**Exercise requirements**
Select the lines that hold the word "true" and copy each one.

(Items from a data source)
============================================================
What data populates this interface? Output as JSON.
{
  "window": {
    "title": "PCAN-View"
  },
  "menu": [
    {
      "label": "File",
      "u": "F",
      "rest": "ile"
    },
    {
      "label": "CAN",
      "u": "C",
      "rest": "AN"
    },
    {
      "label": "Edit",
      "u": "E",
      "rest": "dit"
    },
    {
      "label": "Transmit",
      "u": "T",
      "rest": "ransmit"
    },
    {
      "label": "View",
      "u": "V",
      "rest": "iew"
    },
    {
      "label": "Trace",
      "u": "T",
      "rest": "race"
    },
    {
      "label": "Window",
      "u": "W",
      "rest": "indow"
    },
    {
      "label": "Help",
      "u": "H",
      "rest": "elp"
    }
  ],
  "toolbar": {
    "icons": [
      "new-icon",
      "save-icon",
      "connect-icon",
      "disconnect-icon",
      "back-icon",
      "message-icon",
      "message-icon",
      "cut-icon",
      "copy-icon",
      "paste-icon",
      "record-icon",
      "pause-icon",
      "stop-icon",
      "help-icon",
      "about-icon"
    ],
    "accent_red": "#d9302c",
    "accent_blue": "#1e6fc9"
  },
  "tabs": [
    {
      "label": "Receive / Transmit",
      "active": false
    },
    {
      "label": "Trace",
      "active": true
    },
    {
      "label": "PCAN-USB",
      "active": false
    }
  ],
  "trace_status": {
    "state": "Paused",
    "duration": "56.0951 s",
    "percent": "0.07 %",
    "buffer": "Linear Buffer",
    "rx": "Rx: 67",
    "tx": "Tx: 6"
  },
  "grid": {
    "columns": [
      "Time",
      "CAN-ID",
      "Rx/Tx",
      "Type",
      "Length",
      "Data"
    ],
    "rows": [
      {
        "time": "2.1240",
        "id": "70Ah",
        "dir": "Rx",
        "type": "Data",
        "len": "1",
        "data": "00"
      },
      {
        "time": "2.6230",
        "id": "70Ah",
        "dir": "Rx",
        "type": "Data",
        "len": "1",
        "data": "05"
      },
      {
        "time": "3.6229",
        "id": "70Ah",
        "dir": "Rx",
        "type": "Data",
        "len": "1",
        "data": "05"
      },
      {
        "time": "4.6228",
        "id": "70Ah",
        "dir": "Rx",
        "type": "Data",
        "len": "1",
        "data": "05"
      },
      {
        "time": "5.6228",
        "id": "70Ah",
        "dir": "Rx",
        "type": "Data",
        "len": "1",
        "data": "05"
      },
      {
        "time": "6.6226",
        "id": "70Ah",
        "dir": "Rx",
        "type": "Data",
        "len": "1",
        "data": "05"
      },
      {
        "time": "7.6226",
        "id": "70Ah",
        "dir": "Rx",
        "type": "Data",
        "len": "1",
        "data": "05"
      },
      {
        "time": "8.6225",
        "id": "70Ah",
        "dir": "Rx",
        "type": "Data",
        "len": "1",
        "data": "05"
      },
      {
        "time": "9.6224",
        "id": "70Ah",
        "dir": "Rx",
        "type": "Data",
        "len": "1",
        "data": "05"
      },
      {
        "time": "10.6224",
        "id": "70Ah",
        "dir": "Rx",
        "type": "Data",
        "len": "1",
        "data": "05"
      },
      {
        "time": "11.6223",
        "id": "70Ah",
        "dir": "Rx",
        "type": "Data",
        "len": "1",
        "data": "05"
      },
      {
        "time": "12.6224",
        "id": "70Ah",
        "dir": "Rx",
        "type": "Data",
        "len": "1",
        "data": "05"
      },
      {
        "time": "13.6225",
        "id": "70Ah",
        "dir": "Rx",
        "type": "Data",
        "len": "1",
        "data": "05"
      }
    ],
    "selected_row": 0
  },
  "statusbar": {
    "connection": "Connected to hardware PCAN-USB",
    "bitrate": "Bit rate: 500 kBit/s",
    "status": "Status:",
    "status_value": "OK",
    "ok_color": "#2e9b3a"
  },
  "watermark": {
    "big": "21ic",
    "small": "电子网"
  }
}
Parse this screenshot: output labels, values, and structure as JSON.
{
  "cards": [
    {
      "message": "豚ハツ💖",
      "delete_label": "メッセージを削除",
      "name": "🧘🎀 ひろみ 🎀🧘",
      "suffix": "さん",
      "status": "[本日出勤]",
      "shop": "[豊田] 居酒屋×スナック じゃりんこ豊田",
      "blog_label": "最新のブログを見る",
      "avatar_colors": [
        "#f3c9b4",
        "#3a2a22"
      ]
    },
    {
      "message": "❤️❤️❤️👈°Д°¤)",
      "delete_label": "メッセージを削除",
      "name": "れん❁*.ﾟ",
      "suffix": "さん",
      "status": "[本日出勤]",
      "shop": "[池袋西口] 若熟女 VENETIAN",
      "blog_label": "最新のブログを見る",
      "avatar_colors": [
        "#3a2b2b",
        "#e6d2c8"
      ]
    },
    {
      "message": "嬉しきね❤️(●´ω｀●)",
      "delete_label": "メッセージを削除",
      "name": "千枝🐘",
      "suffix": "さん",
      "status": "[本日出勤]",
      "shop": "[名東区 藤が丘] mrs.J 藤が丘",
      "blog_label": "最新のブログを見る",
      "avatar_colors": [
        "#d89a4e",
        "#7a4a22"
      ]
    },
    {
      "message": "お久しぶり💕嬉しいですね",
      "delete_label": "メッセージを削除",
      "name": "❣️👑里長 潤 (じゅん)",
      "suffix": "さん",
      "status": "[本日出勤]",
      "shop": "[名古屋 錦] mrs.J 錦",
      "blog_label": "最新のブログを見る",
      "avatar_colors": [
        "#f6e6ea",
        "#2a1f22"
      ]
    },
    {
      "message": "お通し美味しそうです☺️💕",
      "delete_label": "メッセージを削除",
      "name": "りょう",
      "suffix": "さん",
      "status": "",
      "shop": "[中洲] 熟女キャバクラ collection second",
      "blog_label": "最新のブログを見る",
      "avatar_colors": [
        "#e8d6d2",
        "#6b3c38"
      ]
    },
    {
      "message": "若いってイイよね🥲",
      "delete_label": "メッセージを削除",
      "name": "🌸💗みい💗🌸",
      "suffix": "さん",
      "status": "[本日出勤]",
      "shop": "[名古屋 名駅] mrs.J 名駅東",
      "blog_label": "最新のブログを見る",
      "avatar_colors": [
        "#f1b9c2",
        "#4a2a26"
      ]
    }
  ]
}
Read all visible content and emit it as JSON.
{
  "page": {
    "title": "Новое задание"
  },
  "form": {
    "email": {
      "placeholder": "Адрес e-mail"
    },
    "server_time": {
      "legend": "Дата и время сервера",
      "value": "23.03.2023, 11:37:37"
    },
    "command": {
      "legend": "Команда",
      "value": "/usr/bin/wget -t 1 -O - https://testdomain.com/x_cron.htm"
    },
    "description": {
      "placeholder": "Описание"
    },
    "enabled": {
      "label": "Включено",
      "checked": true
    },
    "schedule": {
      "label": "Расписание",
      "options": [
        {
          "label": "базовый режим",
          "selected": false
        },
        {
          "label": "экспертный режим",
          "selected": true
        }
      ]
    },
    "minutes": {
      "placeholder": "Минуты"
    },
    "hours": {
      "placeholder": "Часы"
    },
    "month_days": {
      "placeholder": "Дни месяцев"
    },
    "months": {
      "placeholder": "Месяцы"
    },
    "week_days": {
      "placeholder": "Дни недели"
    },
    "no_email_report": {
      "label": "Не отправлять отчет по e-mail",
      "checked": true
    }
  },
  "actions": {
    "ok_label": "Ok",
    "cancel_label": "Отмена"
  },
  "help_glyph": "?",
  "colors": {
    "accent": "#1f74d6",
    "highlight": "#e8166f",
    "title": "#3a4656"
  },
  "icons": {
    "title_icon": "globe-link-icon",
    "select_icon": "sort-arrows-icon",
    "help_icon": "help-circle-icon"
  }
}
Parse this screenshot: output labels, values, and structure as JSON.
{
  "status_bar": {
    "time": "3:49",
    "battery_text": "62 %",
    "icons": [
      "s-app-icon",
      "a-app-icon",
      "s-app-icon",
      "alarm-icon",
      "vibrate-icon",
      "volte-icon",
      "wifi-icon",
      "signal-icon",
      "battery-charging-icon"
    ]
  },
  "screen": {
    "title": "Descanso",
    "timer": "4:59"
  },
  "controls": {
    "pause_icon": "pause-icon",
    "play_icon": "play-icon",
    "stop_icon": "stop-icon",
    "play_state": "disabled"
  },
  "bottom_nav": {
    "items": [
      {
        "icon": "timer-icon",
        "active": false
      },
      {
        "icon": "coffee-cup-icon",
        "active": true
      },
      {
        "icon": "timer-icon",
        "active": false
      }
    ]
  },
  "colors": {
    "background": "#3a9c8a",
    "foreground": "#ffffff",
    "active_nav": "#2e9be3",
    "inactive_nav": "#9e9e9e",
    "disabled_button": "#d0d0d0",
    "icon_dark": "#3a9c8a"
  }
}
============================================================
**Result of this exercise**
      "active": true
      "checked": true
          "selected": true
      "checked": true
        "active": true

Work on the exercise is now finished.